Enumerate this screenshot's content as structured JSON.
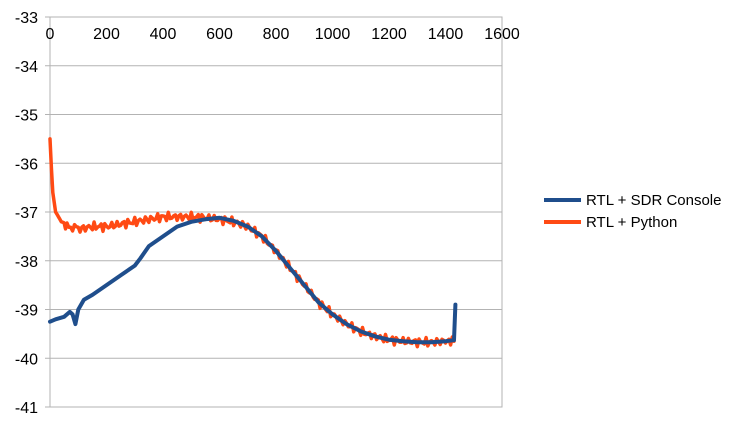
{
  "chart_data": {
    "type": "line",
    "title": "",
    "xlabel": "",
    "ylabel": "",
    "xlim": [
      0,
      1600
    ],
    "ylim": [
      -41,
      -33
    ],
    "x_ticks": [
      "0",
      "200",
      "400",
      "600",
      "800",
      "1000",
      "1200",
      "1400",
      "1600"
    ],
    "y_ticks": [
      "-33",
      "-34",
      "-35",
      "-36",
      "-37",
      "-38",
      "-39",
      "-40",
      "-41"
    ],
    "grid": true,
    "x_axis_position": "top",
    "legend_position": "right",
    "series": [
      {
        "name": "RTL + SDR Console",
        "color": "#1f4e8c",
        "x": [
          0,
          20,
          50,
          70,
          80,
          90,
          100,
          120,
          150,
          200,
          250,
          300,
          320,
          350,
          400,
          450,
          500,
          550,
          600,
          650,
          700,
          750,
          800,
          850,
          900,
          950,
          1000,
          1050,
          1100,
          1150,
          1200,
          1250,
          1300,
          1350,
          1400,
          1430,
          1435
        ],
        "y": [
          -39.25,
          -39.2,
          -39.15,
          -39.05,
          -39.1,
          -39.3,
          -39.0,
          -38.8,
          -38.7,
          -38.5,
          -38.3,
          -38.1,
          -37.95,
          -37.7,
          -37.5,
          -37.3,
          -37.2,
          -37.15,
          -37.12,
          -37.18,
          -37.3,
          -37.5,
          -37.8,
          -38.15,
          -38.5,
          -38.85,
          -39.1,
          -39.3,
          -39.45,
          -39.55,
          -39.62,
          -39.65,
          -39.67,
          -39.67,
          -39.65,
          -39.63,
          -38.9
        ]
      },
      {
        "name": "RTL + Python",
        "color": "#ff4a14",
        "x": [
          0,
          5,
          10,
          20,
          30,
          40,
          50,
          60,
          80,
          100,
          150,
          200,
          250,
          300,
          350,
          400,
          450,
          500,
          550,
          600,
          650,
          700,
          750,
          800,
          850,
          900,
          950,
          1000,
          1050,
          1100,
          1150,
          1200,
          1250,
          1300,
          1350,
          1400,
          1430
        ],
        "y": [
          -35.5,
          -36.1,
          -36.6,
          -37.0,
          -37.1,
          -37.2,
          -37.25,
          -37.3,
          -37.3,
          -37.35,
          -37.3,
          -37.3,
          -37.25,
          -37.2,
          -37.15,
          -37.1,
          -37.1,
          -37.1,
          -37.12,
          -37.15,
          -37.2,
          -37.3,
          -37.5,
          -37.8,
          -38.15,
          -38.5,
          -38.85,
          -39.1,
          -39.3,
          -39.45,
          -39.55,
          -39.62,
          -39.65,
          -39.67,
          -39.67,
          -39.65,
          -39.65
        ]
      }
    ]
  }
}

● Short problem:
From the records above, copy every line that holds the word "name".

● Solution to this task:
        "name": "RTL + SDR Console",
        "name": "RTL + Python",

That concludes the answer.